** Begin Supplied data **
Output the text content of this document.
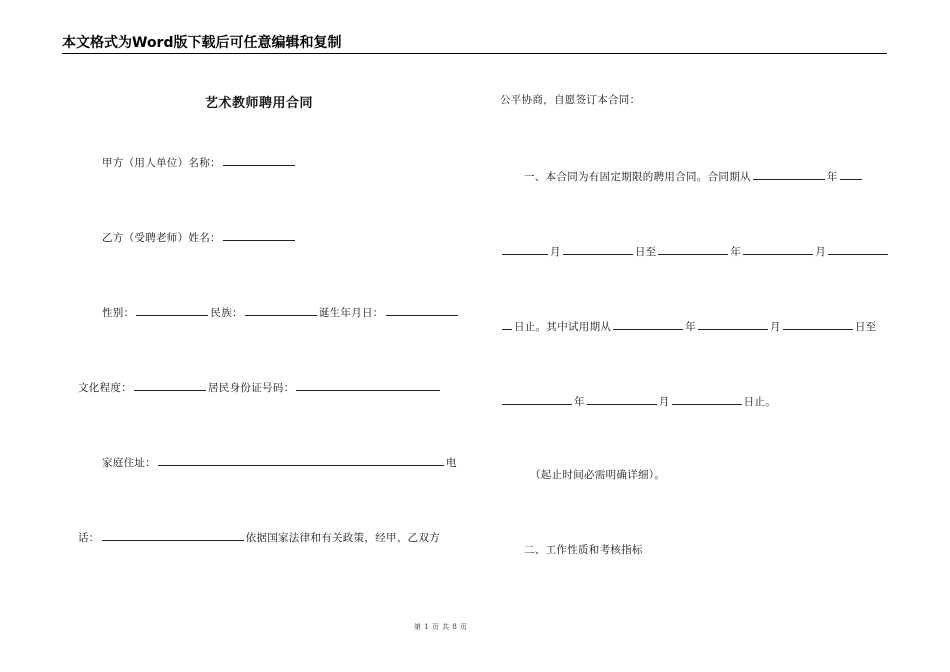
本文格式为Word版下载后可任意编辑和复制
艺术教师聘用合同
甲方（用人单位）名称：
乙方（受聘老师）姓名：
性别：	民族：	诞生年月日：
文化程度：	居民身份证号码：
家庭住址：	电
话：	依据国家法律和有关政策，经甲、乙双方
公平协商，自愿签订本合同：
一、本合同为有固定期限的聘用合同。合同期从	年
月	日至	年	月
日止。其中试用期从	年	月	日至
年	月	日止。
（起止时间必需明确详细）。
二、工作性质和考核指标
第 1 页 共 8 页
** End Supplied data **
Each entry must be retyped word for word, with every image omitted.

Output the text content of this document.
本文格式为Word版下载后可任意编辑和复制
艺术教师聘用合同
甲方（用人单位）名称：
乙方（受聘老师）姓名：
性别：	民族：	诞生年月日：
文化程度：	居民身份证号码：
家庭住址：	电
话：	依据国家法律和有关政策，经甲、乙双方
公平协商，自愿签订本合同：
一、本合同为有固定期限的聘用合同。合同期从	年
月	日至	年	月
日止。其中试用期从	年	月	日至
年	月	日止。
（起止时间必需明确详细）。
二、工作性质和考核指标
第 1 页 共 8 页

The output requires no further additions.